* DATASET RECORDS *
· · ·

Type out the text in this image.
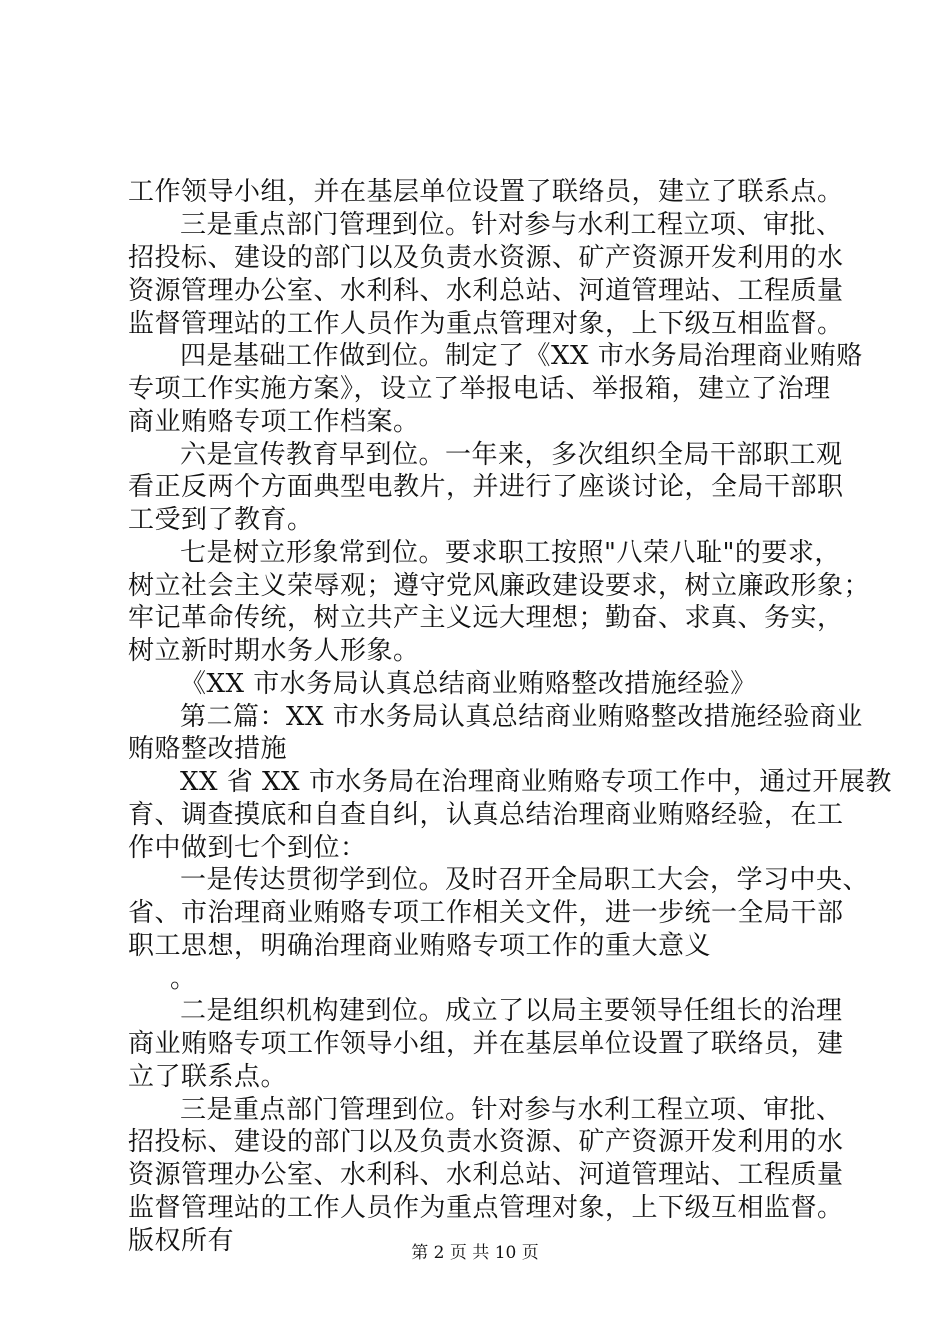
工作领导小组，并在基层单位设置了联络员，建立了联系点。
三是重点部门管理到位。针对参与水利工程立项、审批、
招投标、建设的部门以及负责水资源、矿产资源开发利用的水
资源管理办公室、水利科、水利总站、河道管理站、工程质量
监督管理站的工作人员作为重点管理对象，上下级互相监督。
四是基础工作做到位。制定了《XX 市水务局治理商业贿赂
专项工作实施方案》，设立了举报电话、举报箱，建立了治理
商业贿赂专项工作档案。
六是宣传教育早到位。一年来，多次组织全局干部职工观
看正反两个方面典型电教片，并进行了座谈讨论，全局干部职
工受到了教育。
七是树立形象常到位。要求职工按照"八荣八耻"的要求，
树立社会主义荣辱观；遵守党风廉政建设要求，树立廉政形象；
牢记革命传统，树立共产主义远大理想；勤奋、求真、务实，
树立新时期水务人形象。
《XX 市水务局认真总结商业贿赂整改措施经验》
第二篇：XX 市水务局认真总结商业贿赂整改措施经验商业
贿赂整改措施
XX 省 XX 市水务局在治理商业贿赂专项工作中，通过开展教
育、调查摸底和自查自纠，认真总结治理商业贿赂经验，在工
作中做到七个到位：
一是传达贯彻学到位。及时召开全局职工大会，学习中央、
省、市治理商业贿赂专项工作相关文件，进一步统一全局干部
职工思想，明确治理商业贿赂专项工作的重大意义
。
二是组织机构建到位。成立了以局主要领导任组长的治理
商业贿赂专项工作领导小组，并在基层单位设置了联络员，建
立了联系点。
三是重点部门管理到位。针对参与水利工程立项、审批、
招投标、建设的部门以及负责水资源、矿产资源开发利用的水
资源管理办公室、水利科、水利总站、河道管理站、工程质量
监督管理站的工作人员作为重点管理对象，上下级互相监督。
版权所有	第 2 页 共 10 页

· · ·

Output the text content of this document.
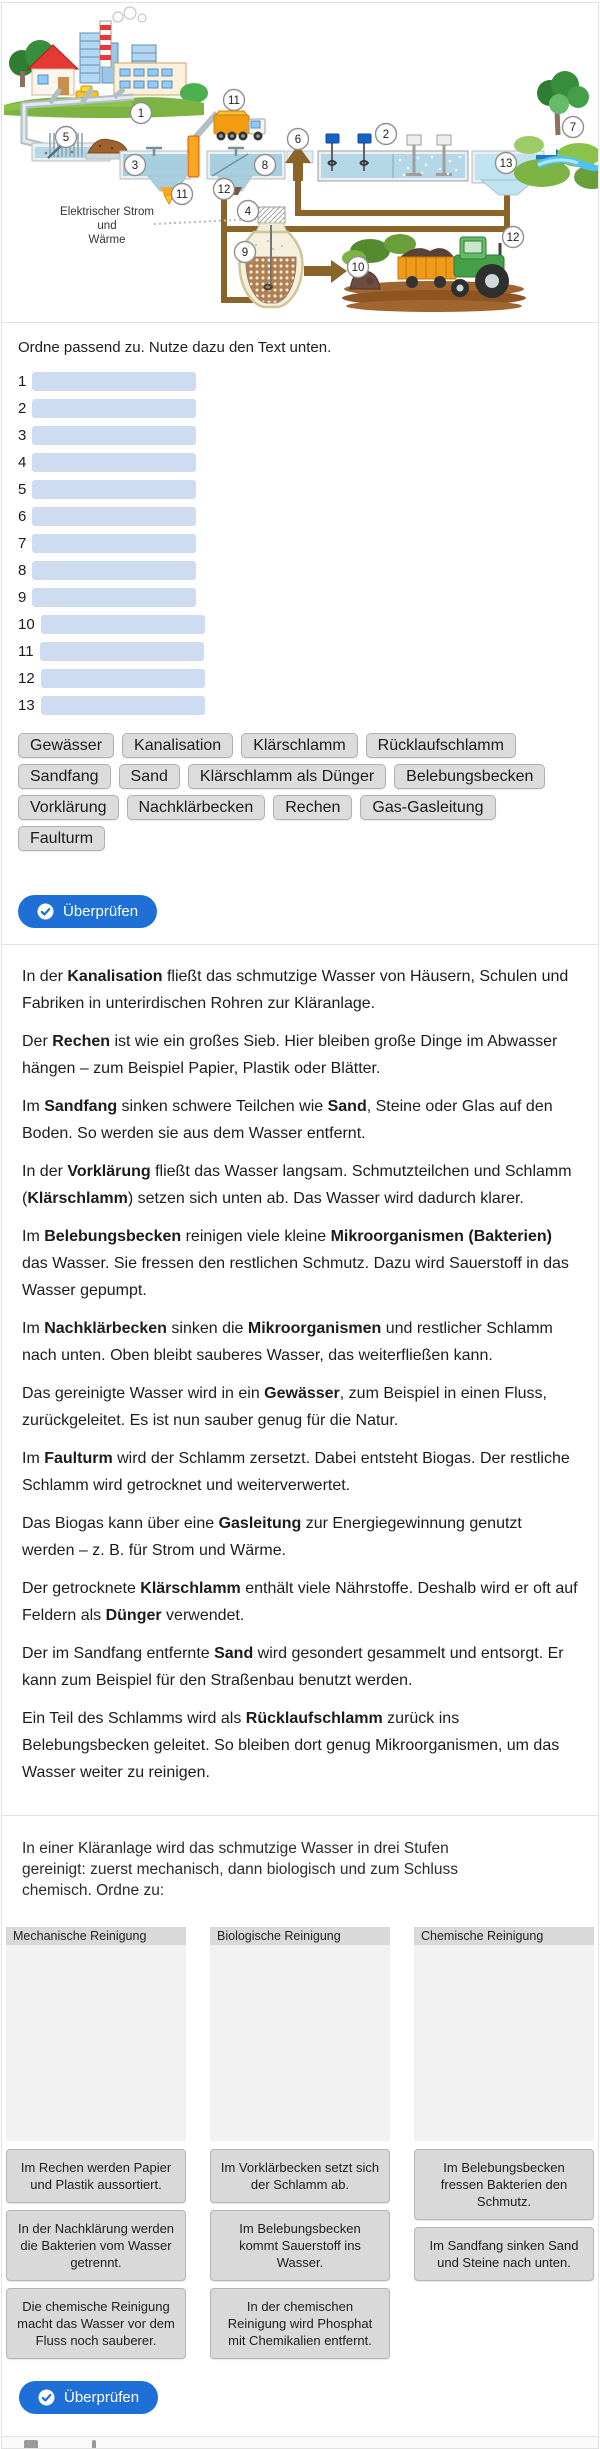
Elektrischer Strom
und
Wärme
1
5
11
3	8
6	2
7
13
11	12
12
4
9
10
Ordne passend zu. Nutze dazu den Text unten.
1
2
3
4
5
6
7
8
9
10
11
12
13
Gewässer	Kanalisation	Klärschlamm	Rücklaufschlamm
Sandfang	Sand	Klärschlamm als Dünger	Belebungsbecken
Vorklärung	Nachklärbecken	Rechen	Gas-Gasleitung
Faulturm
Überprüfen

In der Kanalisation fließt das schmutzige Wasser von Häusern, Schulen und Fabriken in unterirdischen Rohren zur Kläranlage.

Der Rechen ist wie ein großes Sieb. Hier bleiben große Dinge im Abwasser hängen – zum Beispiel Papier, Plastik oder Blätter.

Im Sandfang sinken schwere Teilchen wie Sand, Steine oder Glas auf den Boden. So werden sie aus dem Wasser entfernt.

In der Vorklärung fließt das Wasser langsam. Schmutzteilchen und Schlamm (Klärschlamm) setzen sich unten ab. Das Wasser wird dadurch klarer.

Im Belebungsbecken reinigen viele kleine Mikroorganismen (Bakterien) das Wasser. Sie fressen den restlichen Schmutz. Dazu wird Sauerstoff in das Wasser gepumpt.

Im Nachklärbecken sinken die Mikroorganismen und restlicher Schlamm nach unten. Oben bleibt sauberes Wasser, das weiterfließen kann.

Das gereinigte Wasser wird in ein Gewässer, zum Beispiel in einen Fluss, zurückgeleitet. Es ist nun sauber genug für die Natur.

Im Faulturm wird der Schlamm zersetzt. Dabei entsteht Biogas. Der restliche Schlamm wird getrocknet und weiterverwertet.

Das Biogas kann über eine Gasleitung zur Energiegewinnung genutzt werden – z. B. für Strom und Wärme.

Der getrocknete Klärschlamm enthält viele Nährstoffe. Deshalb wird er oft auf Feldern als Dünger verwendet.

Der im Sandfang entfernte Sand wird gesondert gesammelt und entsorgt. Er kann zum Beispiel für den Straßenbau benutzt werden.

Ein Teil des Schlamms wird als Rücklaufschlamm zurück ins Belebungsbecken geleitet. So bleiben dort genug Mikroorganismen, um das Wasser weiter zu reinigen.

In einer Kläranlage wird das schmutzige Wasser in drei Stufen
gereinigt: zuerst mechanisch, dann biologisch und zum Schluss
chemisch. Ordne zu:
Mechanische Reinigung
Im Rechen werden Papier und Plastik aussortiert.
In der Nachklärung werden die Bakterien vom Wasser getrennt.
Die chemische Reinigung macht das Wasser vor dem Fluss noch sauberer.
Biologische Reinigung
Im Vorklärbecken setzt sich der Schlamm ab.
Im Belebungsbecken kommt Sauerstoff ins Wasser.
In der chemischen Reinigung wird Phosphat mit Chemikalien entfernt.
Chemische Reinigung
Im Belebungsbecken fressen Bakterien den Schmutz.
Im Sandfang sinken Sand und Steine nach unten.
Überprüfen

· · ·

* DO THIS *
Set out every line from the material that contains the string "Plastik".

* EXERCISE ANSWER *
Der Rechen ist wie ein großes Sieb. Hier bleiben große Dinge im Abwasser hängen – zum Beispiel Papier, Plastik oder Blätter.
Im Rechen werden Papier und Plastik aussortiert.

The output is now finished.